→ **Requirement**
Return every entry exactly.

→ **Data section**
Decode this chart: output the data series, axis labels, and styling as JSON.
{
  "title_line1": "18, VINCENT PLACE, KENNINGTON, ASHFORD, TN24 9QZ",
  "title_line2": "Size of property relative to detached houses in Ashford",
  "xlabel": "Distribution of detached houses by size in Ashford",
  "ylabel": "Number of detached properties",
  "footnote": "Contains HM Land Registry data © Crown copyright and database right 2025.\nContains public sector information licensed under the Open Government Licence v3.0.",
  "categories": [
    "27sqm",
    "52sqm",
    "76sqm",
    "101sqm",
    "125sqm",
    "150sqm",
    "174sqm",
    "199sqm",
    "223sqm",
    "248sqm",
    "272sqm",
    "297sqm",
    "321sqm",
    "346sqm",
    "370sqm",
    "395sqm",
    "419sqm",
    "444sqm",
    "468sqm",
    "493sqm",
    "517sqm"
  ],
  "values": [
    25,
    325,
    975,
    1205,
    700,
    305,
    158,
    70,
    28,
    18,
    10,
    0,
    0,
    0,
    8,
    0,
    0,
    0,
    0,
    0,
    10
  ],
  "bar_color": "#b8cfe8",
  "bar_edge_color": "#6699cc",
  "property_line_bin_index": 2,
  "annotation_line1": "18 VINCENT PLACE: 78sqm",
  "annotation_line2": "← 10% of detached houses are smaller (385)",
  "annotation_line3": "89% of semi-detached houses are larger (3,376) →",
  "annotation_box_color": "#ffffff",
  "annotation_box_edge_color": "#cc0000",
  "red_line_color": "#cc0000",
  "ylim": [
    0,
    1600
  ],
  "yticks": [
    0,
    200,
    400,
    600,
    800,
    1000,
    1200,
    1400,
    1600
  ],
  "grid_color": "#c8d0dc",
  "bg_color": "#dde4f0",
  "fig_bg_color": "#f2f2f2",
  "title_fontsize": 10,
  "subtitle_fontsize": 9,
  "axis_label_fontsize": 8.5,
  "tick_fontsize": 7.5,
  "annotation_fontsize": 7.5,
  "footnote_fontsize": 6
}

→ **Answer to this problem**
Decode this chart: output the data series, axis labels, and styling as JSON.
{
  "title_line1": "18, VINCENT PLACE, KENNINGTON, ASHFORD, TN24 9QZ",
  "title_line2": "Size of property relative to detached houses in Ashford",
  "xlabel": "Distribution of detached houses by size in Ashford",
  "ylabel": "Number of detached properties",
  "footnote": "Contains HM Land Registry data © Crown copyright and database right 2025.\nContains public sector information licensed under the Open Government Licence v3.0.",
  "categories": [
    "27sqm",
    "52sqm",
    "76sqm",
    "101sqm",
    "125sqm",
    "150sqm",
    "174sqm",
    "199sqm",
    "223sqm",
    "248sqm",
    "272sqm",
    "297sqm",
    "321sqm",
    "346sqm",
    "370sqm",
    "395sqm",
    "419sqm",
    "444sqm",
    "468sqm",
    "493sqm",
    "517sqm"
  ],
  "values": [
    25,
    325,
    975,
    1205,
    700,
    305,
    158,
    70,
    28,
    18,
    10,
    0,
    0,
    0,
    8,
    0,
    0,
    0,
    0,
    0,
    10
  ],
  "bar_color": "#b8cfe8",
  "bar_edge_color": "#6699cc",
  "property_line_bin_index": 2,
  "annotation_line1": "18 VINCENT PLACE: 78sqm",
  "annotation_line2": "← 10% of detached houses are smaller (385)",
  "annotation_line3": "89% of semi-detached houses are larger (3,376) →",
  "annotation_box_color": "#ffffff",
  "annotation_box_edge_color": "#cc0000",
  "red_line_color": "#cc0000",
  "ylim": [
    0,
    1600
  ],
  "yticks": [
    0,
    200,
    400,
    600,
    800,
    1000,
    1200,
    1400,
    1600
  ],
  "grid_color": "#c8d0dc",
  "bg_color": "#dde4f0",
  "fig_bg_color": "#f2f2f2",
  "title_fontsize": 10,
  "subtitle_fontsize": 9,
  "axis_label_fontsize": 8.5,
  "tick_fontsize": 7.5,
  "annotation_fontsize": 7.5,
  "footnote_fontsize": 6
}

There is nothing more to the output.